## EXERCISE GOAL:
Retype all the records with nothing changed.

## RAW DATA:
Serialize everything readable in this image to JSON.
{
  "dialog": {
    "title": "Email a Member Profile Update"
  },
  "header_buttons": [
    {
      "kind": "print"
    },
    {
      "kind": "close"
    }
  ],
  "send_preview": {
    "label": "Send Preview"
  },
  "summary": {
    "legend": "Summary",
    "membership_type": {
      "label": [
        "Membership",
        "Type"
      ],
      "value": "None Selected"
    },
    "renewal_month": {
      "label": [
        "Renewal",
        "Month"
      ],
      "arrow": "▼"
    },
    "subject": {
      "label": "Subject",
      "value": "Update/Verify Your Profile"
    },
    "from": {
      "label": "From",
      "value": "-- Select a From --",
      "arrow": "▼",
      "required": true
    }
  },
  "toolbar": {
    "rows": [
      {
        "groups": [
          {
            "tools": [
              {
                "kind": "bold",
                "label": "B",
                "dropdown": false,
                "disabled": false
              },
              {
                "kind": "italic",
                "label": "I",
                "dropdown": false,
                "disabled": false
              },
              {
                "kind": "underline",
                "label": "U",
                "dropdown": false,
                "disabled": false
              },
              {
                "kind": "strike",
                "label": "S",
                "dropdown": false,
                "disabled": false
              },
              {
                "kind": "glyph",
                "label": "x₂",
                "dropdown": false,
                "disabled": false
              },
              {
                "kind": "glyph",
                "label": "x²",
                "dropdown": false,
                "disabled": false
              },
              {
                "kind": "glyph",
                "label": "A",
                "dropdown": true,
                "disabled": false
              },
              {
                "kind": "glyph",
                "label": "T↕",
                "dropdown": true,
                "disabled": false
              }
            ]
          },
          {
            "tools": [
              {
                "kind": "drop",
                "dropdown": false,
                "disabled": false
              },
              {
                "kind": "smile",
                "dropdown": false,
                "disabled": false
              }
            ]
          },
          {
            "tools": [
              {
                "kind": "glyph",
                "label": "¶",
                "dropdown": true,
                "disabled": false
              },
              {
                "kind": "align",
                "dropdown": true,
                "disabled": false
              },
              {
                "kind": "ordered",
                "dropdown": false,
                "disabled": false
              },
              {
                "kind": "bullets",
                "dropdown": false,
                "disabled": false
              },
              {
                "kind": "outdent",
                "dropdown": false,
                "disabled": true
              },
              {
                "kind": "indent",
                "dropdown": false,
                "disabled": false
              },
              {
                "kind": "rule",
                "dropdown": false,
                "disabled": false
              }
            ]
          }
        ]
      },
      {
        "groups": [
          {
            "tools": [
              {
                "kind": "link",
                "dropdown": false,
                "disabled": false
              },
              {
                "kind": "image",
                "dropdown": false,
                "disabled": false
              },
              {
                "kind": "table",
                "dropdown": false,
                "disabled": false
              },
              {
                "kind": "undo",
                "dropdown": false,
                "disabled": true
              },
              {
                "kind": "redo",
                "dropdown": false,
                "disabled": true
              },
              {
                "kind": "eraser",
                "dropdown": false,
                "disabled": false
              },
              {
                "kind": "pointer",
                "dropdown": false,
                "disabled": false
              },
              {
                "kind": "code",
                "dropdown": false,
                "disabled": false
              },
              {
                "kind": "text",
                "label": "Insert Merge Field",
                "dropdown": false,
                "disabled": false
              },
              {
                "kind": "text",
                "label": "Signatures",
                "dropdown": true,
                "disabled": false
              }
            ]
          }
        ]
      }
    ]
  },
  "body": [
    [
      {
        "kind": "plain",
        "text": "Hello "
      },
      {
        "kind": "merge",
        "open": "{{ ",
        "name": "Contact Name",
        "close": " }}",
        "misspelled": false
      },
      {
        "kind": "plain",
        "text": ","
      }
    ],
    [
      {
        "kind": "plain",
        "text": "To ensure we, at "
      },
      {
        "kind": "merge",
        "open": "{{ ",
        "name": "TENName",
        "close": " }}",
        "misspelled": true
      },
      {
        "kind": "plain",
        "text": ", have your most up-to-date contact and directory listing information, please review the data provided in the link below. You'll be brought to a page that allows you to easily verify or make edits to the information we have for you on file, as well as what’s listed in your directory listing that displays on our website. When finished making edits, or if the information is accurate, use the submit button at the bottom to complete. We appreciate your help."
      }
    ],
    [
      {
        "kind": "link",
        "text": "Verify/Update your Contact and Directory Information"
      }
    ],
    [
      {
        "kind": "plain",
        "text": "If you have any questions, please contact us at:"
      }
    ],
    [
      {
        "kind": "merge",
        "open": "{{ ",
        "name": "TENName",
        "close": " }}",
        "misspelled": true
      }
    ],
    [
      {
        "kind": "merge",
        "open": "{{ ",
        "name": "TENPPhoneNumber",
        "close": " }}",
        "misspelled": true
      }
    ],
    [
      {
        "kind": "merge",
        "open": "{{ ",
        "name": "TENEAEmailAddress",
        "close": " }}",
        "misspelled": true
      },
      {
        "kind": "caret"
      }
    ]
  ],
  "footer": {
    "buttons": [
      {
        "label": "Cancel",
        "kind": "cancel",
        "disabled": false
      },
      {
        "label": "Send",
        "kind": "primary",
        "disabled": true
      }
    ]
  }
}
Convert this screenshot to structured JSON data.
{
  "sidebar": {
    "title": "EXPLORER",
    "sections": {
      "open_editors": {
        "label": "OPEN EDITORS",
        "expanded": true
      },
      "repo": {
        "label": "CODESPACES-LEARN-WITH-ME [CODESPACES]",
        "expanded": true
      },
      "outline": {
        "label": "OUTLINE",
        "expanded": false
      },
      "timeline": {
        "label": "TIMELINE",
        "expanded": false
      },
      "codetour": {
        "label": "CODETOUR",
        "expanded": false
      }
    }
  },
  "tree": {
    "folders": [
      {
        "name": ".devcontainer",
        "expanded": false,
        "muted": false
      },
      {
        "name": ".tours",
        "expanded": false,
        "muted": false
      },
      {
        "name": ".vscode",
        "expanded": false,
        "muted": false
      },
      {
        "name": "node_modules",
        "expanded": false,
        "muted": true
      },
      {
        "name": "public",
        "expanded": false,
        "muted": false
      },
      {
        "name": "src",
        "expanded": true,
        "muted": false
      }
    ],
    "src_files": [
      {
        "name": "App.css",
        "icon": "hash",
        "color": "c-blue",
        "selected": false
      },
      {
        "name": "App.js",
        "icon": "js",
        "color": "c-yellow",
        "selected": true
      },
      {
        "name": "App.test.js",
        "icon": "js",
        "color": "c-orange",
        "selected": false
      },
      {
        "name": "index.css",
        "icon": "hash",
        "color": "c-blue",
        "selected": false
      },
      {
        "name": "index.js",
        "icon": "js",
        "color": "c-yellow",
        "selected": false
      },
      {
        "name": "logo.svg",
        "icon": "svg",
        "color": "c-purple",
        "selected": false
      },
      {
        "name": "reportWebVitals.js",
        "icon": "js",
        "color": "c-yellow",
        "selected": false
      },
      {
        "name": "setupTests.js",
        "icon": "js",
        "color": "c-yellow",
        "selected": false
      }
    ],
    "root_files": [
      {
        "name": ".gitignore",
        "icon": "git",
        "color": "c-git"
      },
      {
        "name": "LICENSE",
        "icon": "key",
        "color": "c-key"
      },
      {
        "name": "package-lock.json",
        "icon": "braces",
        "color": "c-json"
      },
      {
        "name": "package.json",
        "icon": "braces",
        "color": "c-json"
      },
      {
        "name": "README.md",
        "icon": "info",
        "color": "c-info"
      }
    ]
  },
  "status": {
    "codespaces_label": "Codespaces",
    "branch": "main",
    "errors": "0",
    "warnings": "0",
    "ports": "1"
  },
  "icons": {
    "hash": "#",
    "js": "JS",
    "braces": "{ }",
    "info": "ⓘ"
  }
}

## OUTPUT FOR THIS TASK:
Serialize everything readable in this image to JSON.
{
  "dialog": {
    "title": "Email a Member Profile Update"
  },
  "header_buttons": [
    {
      "kind": "print"
    },
    {
      "kind": "close"
    }
  ],
  "send_preview": {
    "label": "Send Preview"
  },
  "summary": {
    "legend": "Summary",
    "membership_type": {
      "label": [
        "Membership",
        "Type"
      ],
      "value": "None Selected"
    },
    "renewal_month": {
      "label": [
        "Renewal",
        "Month"
      ],
      "arrow": "▼"
    },
    "subject": {
      "label": "Subject",
      "value": "Update/Verify Your Profile"
    },
    "from": {
      "label": "From",
      "value": "-- Select a From --",
      "arrow": "▼",
      "required": true
    }
  },
  "toolbar": {
    "rows": [
      {
        "groups": [
          {
            "tools": [
              {
                "kind": "bold",
                "label": "B",
                "dropdown": false,
                "disabled": false
              },
              {
                "kind": "italic",
                "label": "I",
                "dropdown": false,
                "disabled": false
              },
              {
                "kind": "underline",
                "label": "U",
                "dropdown": false,
                "disabled": false
              },
              {
                "kind": "strike",
                "label": "S",
                "dropdown": false,
                "disabled": false
              },
              {
                "kind": "glyph",
                "label": "x₂",
                "dropdown": false,
                "disabled": false
              },
              {
                "kind": "glyph",
                "label": "x²",
                "dropdown": false,
                "disabled": false
              },
              {
                "kind": "glyph",
                "label": "A",
                "dropdown": true,
                "disabled": false
              },
              {
                "kind": "glyph",
                "label": "T↕",
                "dropdown": true,
                "disabled": false
              }
            ]
          },
          {
            "tools": [
              {
                "kind": "drop",
                "dropdown": false,
                "disabled": false
              },
              {
                "kind": "smile",
                "dropdown": false,
                "disabled": false
              }
            ]
          },
          {
            "tools": [
              {
                "kind": "glyph",
                "label": "¶",
                "dropdown": true,
                "disabled": false
              },
              {
                "kind": "align",
                "dropdown": true,
                "disabled": false
              },
              {
                "kind": "ordered",
                "dropdown": false,
                "disabled": false
              },
              {
                "kind": "bullets",
                "dropdown": false,
                "disabled": false
              },
              {
                "kind": "outdent",
                "dropdown": false,
                "disabled": true
              },
              {
                "kind": "indent",
                "dropdown": false,
                "disabled": false
              },
              {
                "kind": "rule",
                "dropdown": false,
                "disabled": false
              }
            ]
          }
        ]
      },
      {
        "groups": [
          {
            "tools": [
              {
                "kind": "link",
                "dropdown": false,
                "disabled": false
              },
              {
                "kind": "image",
                "dropdown": false,
                "disabled": false
              },
              {
                "kind": "table",
                "dropdown": false,
                "disabled": false
              },
              {
                "kind": "undo",
                "dropdown": false,
                "disabled": true
              },
              {
                "kind": "redo",
                "dropdown": false,
                "disabled": true
              },
              {
                "kind": "eraser",
                "dropdown": false,
                "disabled": false
              },
              {
                "kind": "pointer",
                "dropdown": false,
                "disabled": false
              },
              {
                "kind": "code",
                "dropdown": false,
                "disabled": false
              },
              {
                "kind": "text",
                "label": "Insert Merge Field",
                "dropdown": false,
                "disabled": false
              },
              {
                "kind": "text",
                "label": "Signatures",
                "dropdown": true,
                "disabled": false
              }
            ]
          }
        ]
      }
    ]
  },
  "body": [
    [
      {
        "kind": "plain",
        "text": "Hello "
      },
      {
        "kind": "merge",
        "open": "{{ ",
        "name": "Contact Name",
        "close": " }}",
        "misspelled": false
      },
      {
        "kind": "plain",
        "text": ","
      }
    ],
    [
      {
        "kind": "plain",
        "text": "To ensure we, at "
      },
      {
        "kind": "merge",
        "open": "{{ ",
        "name": "TENName",
        "close": " }}",
        "misspelled": true
      },
      {
        "kind": "plain",
        "text": ", have your most up-to-date contact and directory listing information, please review the data provided in the link below. You'll be brought to a page that allows you to easily verify or make edits to the information we have for you on file, as well as what’s listed in your directory listing that displays on our website. When finished making edits, or if the information is accurate, use the submit button at the bottom to complete. We appreciate your help."
      }
    ],
    [
      {
        "kind": "link",
        "text": "Verify/Update your Contact and Directory Information"
      }
    ],
    [
      {
        "kind": "plain",
        "text": "If you have any questions, please contact us at:"
      }
    ],
    [
      {
        "kind": "merge",
        "open": "{{ ",
        "name": "TENName",
        "close": " }}",
        "misspelled": true
      }
    ],
    [
      {
        "kind": "merge",
        "open": "{{ ",
        "name": "TENPPhoneNumber",
        "close": " }}",
        "misspelled": true
      }
    ],
    [
      {
        "kind": "merge",
        "open": "{{ ",
        "name": "TENEAEmailAddress",
        "close": " }}",
        "misspelled": true
      },
      {
        "kind": "caret"
      }
    ]
  ],
  "footer": {
    "buttons": [
      {
        "label": "Cancel",
        "kind": "cancel",
        "disabled": false
      },
      {
        "label": "Send",
        "kind": "primary",
        "disabled": true
      }
    ]
  }
}
Convert this screenshot to structured JSON data.
{
  "sidebar": {
    "title": "EXPLORER",
    "sections": {
      "open_editors": {
        "label": "OPEN EDITORS",
        "expanded": true
      },
      "repo": {
        "label": "CODESPACES-LEARN-WITH-ME [CODESPACES]",
        "expanded": true
      },
      "outline": {
        "label": "OUTLINE",
        "expanded": false
      },
      "timeline": {
        "label": "TIMELINE",
        "expanded": false
      },
      "codetour": {
        "label": "CODETOUR",
        "expanded": false
      }
    }
  },
  "tree": {
    "folders": [
      {
        "name": ".devcontainer",
        "expanded": false,
        "muted": false
      },
      {
        "name": ".tours",
        "expanded": false,
        "muted": false
      },
      {
        "name": ".vscode",
        "expanded": false,
        "muted": false
      },
      {
        "name": "node_modules",
        "expanded": false,
        "muted": true
      },
      {
        "name": "public",
        "expanded": false,
        "muted": false
      },
      {
        "name": "src",
        "expanded": true,
        "muted": false
      }
    ],
    "src_files": [
      {
        "name": "App.css",
        "icon": "hash",
        "color": "c-blue",
        "selected": false
      },
      {
        "name": "App.js",
        "icon": "js",
        "color": "c-yellow",
        "selected": true
      },
      {
        "name": "App.test.js",
        "icon": "js",
        "color": "c-orange",
        "selected": false
      },
      {
        "name": "index.css",
        "icon": "hash",
        "color": "c-blue",
        "selected": false
      },
      {
        "name": "index.js",
        "icon": "js",
        "color": "c-yellow",
        "selected": false
      },
      {
        "name": "logo.svg",
        "icon": "svg",
        "color": "c-purple",
        "selected": false
      },
      {
        "name": "reportWebVitals.js",
        "icon": "js",
        "color": "c-yellow",
        "selected": false
      },
      {
        "name": "setupTests.js",
        "icon": "js",
        "color": "c-yellow",
        "selected": false
      }
    ],
    "root_files": [
      {
        "name": ".gitignore",
        "icon": "git",
        "color": "c-git"
      },
      {
        "name": "LICENSE",
        "icon": "key",
        "color": "c-key"
      },
      {
        "name": "package-lock.json",
        "icon": "braces",
        "color": "c-json"
      },
      {
        "name": "package.json",
        "icon": "braces",
        "color": "c-json"
      },
      {
        "name": "README.md",
        "icon": "info",
        "color": "c-info"
      }
    ]
  },
  "status": {
    "codespaces_label": "Codespaces",
    "branch": "main",
    "errors": "0",
    "warnings": "0",
    "ports": "1"
  },
  "icons": {
    "hash": "#",
    "js": "JS",
    "braces": "{ }",
    "info": "ⓘ"
  }
}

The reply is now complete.